#### Records supplied ####

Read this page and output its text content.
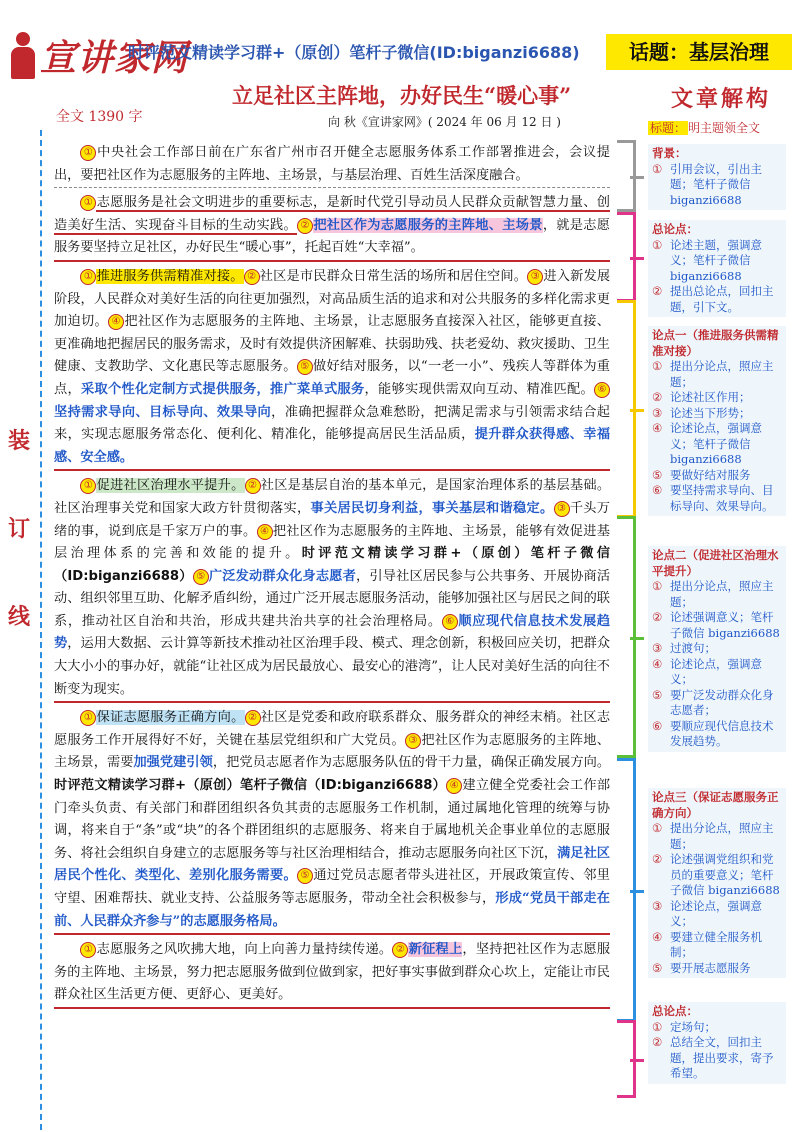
宣讲家网
时评范文精读学习群+（原创）笔杆子微信(ID:biganzi6688)	话题：基层治理
立足社区主阵地，办好民生“暖心事”
向 秋《宣讲家网》( 2024 年 06 月 12 日 )
全文 1390 字
装
订
线

① 中央社会工作部日前在广东省广州市召开健全志愿服务体系工作部署推进会，会议提出，要把社区作为志愿服务的主阵地、主场景，与基层治理、百姓生活深度融合。

① 志愿服务是社会文明进步的重要标志，是新时代党引导动员人民群众贡献智慧力量、创造美好生活、实现奋斗目标的生动实践。 ② 把社区作为志愿服务的主阵地、主场景，就是志愿服务要坚持立足社区，办好民生“暖心事”，托起百姓“大幸福”。

① 推进服务供需精准对接。 ② 社区是市民群众日常生活的场所和居住空间。 ③ 进入新发展阶段，人民群众对美好生活的向往更加强烈，对高品质生活的追求和对公共服务的多样化需求更加迫切。 ④ 把社区作为志愿服务的主阵地、主场景，让志愿服务直接深入社区，能够更直接、更准确地把握居民的服务需求，及时有效提供济困解难、扶弱助残、扶老爱幼、救灾援助、卫生健康、支教助学、文化惠民等志愿服务。 ⑤ 做好结对服务，以“一老一小”、残疾人等群体为重点，采取个性化定制方式提供服务，推广菜单式服务，能够实现供需双向互动、精准匹配。 ⑥坚持需求导向、目标导向、效果导向，准确把握群众急难愁盼，把满足需求与引领需求结合起来，实现志愿服务常态化、便利化、精准化，能够提高居民生活品质，提升群众获得感、幸福感、安全感。

① 促进社区治理水平提升。 ② 社区是基层自治的基本单元，是国家治理体系的基层基础。社区治理事关党和国家大政方针贯彻落实，事关居民切身利益，事关基层和谐稳定。 ③ 千头万绪的事，说到底是千家万户的事。 ④ 把社区作为志愿服务的主阵地、主场景，能够有效促进基层治理体系的完善和效能的提升。时评范文精读学习群+（原创）笔杆子微信（ID:biganzi6688） ⑤ 广泛发动群众化身志愿者，引导社区居民参与公共事务、开展协商活动、组织邻里互助、化解矛盾纠纷，通过广泛开展志愿服务活动，能够加强社区与居民之间的联系，推动社区自治和共治，形成共建共治共享的社会治理格局。 ⑥ 顺应现代信息技术发展趋势，运用大数据、云计算等新技术推动社区治理手段、模式、理念创新，积极回应关切，把群众大大小小的事办好，就能“让社区成为居民最放心、最安心的港湾”，让人民对美好生活的向往不断变为现实。

① 保证志愿服务正确方向。 ② 社区是党委和政府联系群众、服务群众的神经末梢。社区志愿服务工作开展得好不好，关键在基层党组织和广大党员。 ③ 把社区作为志愿服务的主阵地、主场景，需要加强党建引领，把党员志愿者作为志愿服务队伍的骨干力量，确保正确发展方向。时评范文精读学习群+（原创）笔杆子微信（ID:biganzi6688） ④ 建立健全党委社会工作部门牵头负责、有关部门和群团组织各负其责的志愿服务工作机制，通过属地化管理的统筹与协调，将来自于“条”或“块”的各个群团组织的志愿服务、将来自于属地机关企事业单位的志愿服务、将社会组织自身建立的志愿服务等与社区治理相结合，推动志愿服务向社区下沉，满足社区居民个性化、类型化、差别化服务需要。 ⑤ 通过党员志愿者带头进社区，开展政策宣传、邻里守望、困难帮扶、就业支持、公益服务等志愿服务，带动全社会积极参与，形成“党员干部走在前、人民群众齐参与”的志愿服务格局。

① 志愿服务之风吹拂大地，向上向善力量持续传递。 ② 新征程上，坚持把社区作为志愿服务的主阵地、主场景，努力把志愿服务做到位做到家，把好事实事做到群众心坎上，定能让市民群众社区生活更方便、更舒心、更美好。

文章解构
标题： 明主题领全文
背景：
① 引用会议，引出主题；笔杆子微信 biganzi6688
总论点：
① 论述主题，强调意义；笔杆子微信 biganzi6688
② 提出总论点，回扣主题，引下文。
论点一（推进服务供需精准对接）
① 提出分论点，照应主题；
② 论述社区作用；
③ 论述当下形势；
④ 论述论点，强调意义；笔杆子微信 biganzi6688
⑤ 要做好结对服务
⑥ 要坚持需求导向、目标导向、效果导向。
论点二（促进社区治理水平提升）
① 提出分论点，照应主题；
② 论述强调意义；笔杆子微信 biganzi6688
③ 过渡句；
④ 论述论点，强调意义；
⑤ 要广泛发动群众化身志愿者；
⑥ 要顺应现代信息技术发展趋势。
论点三（保证志愿服务正确方向）
① 提出分论点，照应主题；
② 论述强调党组织和党员的重要意义；笔杆子微信 biganzi6688
③ 论述论点，强调意义；
④ 要建立健全服务机制；
⑤ 要开展志愿服务
总论点：
① 定场句；
② 总结全文，回扣主题，提出要求，寄予希望。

####

* [Set problem] Search the preceding listing for the word "推进服务供需精准对接" and pull out every line that holds it.

* [Reply]
① 推进服务供需精准对接。 ② 社区是市民群众日常生活的场所和居住空间。 ③ 进入新发展阶段，人民群众对美好生活的向往更加强烈，对高品质生活的追求和对公共服务的多样化需求更加迫切。 ④ 把社区作为志愿服务的主阵地、主场景，让志愿服务直接深入社区，能够更直接、更准确地把握居民的服务需求，及时有效提供济困解难、扶弱助残、扶老爱幼、救灾援助、卫生健康、支教助学、文化惠民等志愿服务。 ⑤ 做好结对服务，以“一老一小”、残疾人等群体为重点，采取个性化定制方式提供服务，推广菜单式服务，能够实现供需双向互动、精准匹配。 ⑥坚持需求导向、目标导向、效果导向，准确把握群众急难愁盼，把满足需求与引领需求结合起来，实现志愿服务常态化、便利化、精准化，能够提高居民生活品质，提升群众获得感、幸福感、安全感。
论点一（推进服务供需精准对接）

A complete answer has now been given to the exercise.